__SHORT TASK__
Show each line from the listing that includes the word "предназначенные".

## START GIVEN DATA

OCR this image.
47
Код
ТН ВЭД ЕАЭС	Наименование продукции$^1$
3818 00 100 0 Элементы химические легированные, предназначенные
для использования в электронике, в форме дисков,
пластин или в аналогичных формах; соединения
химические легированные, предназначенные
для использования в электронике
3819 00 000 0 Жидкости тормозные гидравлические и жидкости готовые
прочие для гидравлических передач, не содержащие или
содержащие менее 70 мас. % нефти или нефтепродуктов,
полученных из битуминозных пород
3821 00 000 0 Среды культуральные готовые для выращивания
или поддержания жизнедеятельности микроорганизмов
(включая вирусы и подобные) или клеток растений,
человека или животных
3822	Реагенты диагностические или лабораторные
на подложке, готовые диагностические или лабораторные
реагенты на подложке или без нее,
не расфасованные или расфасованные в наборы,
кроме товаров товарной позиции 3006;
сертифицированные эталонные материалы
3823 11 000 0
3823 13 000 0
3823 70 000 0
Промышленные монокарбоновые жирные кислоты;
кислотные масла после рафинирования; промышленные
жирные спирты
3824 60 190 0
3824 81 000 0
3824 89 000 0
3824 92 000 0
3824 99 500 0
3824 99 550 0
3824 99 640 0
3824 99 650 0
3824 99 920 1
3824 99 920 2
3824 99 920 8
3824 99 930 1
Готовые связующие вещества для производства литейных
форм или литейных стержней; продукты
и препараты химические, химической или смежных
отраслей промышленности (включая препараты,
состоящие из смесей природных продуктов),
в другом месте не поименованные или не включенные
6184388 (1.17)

## END GIVEN DATA

__THE ANSWER__
3818 00 100 0 Элементы химические легированные, предназначенные
химические легированные, предназначенные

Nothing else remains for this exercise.